REIGN OF TERROR
Why do people look the other way when children are violent in
public? Because they are scared, says Phil Craig, who describes
what happened when he rebuked three young hooligans on a train
FROM time to time Radio Five asks me on to its late-night phone-in programmes. They're chatty and light, and an ironic, mildly left-wing tone dominates. At 42, I'm at the upper end of the age-range of the journalists, writers and comedians that make up the panels.
Claire phoned in from a northern city; she didn't like to say which. We were talking about young people and violence, and the conversation turned to the question of whether things were better when she was growing up in the 1930s and 1940s. I write oral history about the second world war, so know a little about the opinion of her generation on the subject.
Claire's trouble may give pause to those who howled with derision when the government suggested withdrawing child benefit from the families of young offenders. She lives in a poor area where local teenagers congregate near her flat to drink and smoke dope. They abuse her when she ventures out, and sometimes lob stones at her. She said that she'd called the police, but it appeared that nothing much could be done. It was making her ill.

-----

Given exercise — Write out the passage of the article on youth violence word for word, beginning at the words "Claire phoned in" and stopping after "making her ill.".

Information given —
-----

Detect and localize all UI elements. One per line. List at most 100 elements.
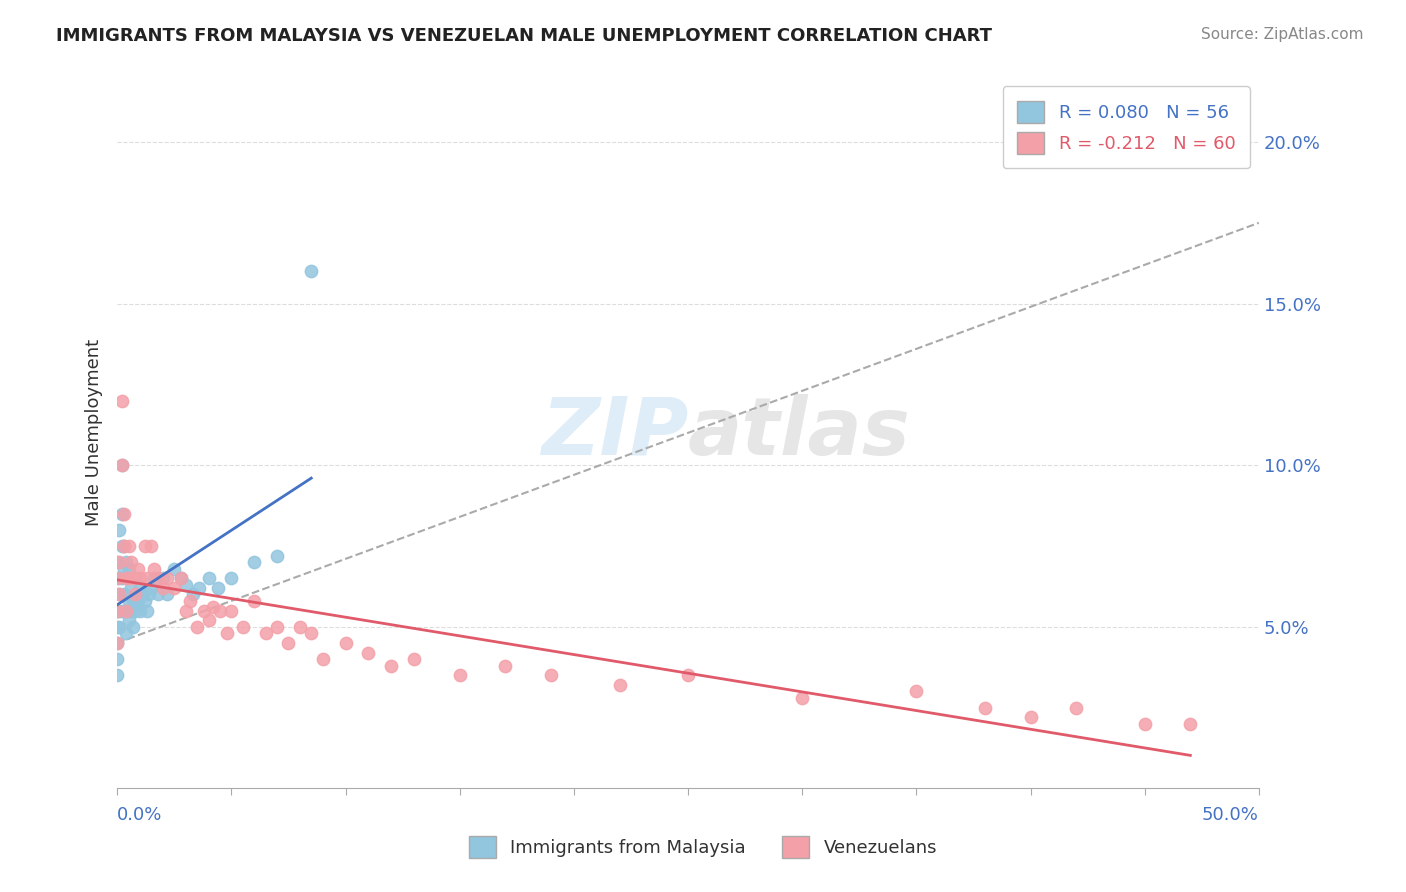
Point [357, 646, 380, 660]
Point [105, 636, 128, 650]
Point [207, 581, 229, 595]
Point [131, 587, 153, 601]
Point [221, 604, 243, 618]
Point [312, 652, 335, 666]
Point [115, 604, 138, 618]
Point [111, 539, 134, 553]
Point [163, 561, 186, 575]
Point [117, 561, 139, 575]
Point [105, 555, 128, 569]
Point [115, 571, 138, 585]
Point [1064, 700, 1087, 714]
Point [163, 581, 186, 595]
Point [254, 626, 277, 640]
Point [111, 604, 134, 618]
Point [108, 523, 131, 537]
Point [142, 571, 165, 585]
Text: Source: ZipAtlas.com: Source: ZipAtlas.com [1201, 27, 1364, 42]
Point [449, 668, 471, 682]
Point [129, 581, 152, 595]
Point [117, 594, 139, 608]
Point [108, 587, 131, 601]
Point [156, 587, 179, 601]
Point [299, 626, 322, 640]
Point [266, 620, 288, 634]
Point [105, 604, 128, 618]
Text: 0.0%: 0.0% [117, 806, 163, 824]
Point [186, 620, 208, 634]
Point [129, 604, 152, 618]
Point [208, 604, 231, 618]
Point [108, 571, 131, 585]
Point [277, 636, 299, 650]
Point [111, 507, 134, 521]
Point [112, 539, 135, 553]
Legend: R = 0.080   N = 56, R = -0.212   N = 60: R = 0.080 N = 56, R = -0.212 N = 60 [1002, 87, 1250, 169]
Point [402, 652, 425, 666]
Point [174, 578, 197, 592]
Point [105, 571, 128, 585]
Point [105, 604, 128, 618]
Point [120, 604, 142, 618]
Point [112, 507, 135, 521]
Point [134, 539, 156, 553]
Point [188, 581, 211, 595]
Point [202, 600, 225, 615]
Point [299, 264, 322, 278]
Legend: Immigrants from Malaysia, Venezuelans: Immigrants from Malaysia, Venezuelans [461, 829, 945, 865]
Point [117, 613, 139, 627]
Point [152, 571, 174, 585]
Point [1180, 716, 1202, 731]
Point [122, 620, 145, 634]
Y-axis label: Male Unemployment: Male Unemployment [86, 339, 103, 526]
Point [148, 587, 170, 601]
Point [108, 620, 131, 634]
Point [122, 571, 145, 585]
Point [111, 393, 134, 408]
Point [105, 620, 128, 634]
Point [111, 458, 134, 473]
Point [174, 604, 197, 618]
Point [1019, 710, 1042, 724]
Point [112, 604, 135, 618]
Point [540, 668, 562, 682]
Point [179, 594, 201, 608]
Point [288, 620, 311, 634]
Point [135, 571, 157, 585]
Point [148, 571, 170, 585]
Point [905, 684, 928, 698]
Point [127, 594, 149, 608]
Point [232, 620, 254, 634]
Point [142, 561, 165, 575]
Point [197, 571, 219, 585]
Point [141, 581, 163, 595]
Point [120, 581, 142, 595]
Point [792, 690, 814, 705]
Point [494, 658, 516, 673]
Point [609, 678, 631, 692]
Point [676, 668, 699, 682]
Point [266, 549, 288, 563]
Point [105, 668, 128, 682]
Point [181, 587, 204, 601]
Point [117, 539, 139, 553]
Point [170, 571, 193, 585]
Point [215, 626, 238, 640]
Point [108, 587, 131, 601]
Point [134, 594, 156, 608]
Point [156, 571, 179, 585]
Text: atlas: atlas [688, 394, 911, 472]
Point [122, 594, 145, 608]
Point [115, 604, 138, 618]
Point [141, 539, 163, 553]
Point [124, 587, 146, 601]
Point [115, 571, 138, 585]
Point [380, 658, 402, 673]
Text: 50.0%: 50.0% [1202, 806, 1258, 824]
Point [105, 652, 128, 666]
Point [111, 458, 134, 473]
Point [115, 555, 138, 569]
Point [335, 636, 357, 650]
Point [138, 587, 160, 601]
Point [197, 613, 219, 627]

-----

Result —
Claire phoned in from a northern city; she didn't like to say which. We were talking about young people and violence, and the conversation turned to the question of whether things were better when she was growing up in the 1930s and 1940s. I write oral history about the second world war, so know a little about the opinion of her generation on the subject.
Claire's trouble may give pause to those who howled with derision when the government suggested withdrawing child benefit from the families of young offenders. She lives in a poor area where local teenagers congregate near her flat to drink and smoke dope. They abuse her when she ventures out, and sometimes lob stones at her. She said that she'd called the police, but it appeared that nothing much could be done. It was making her ill.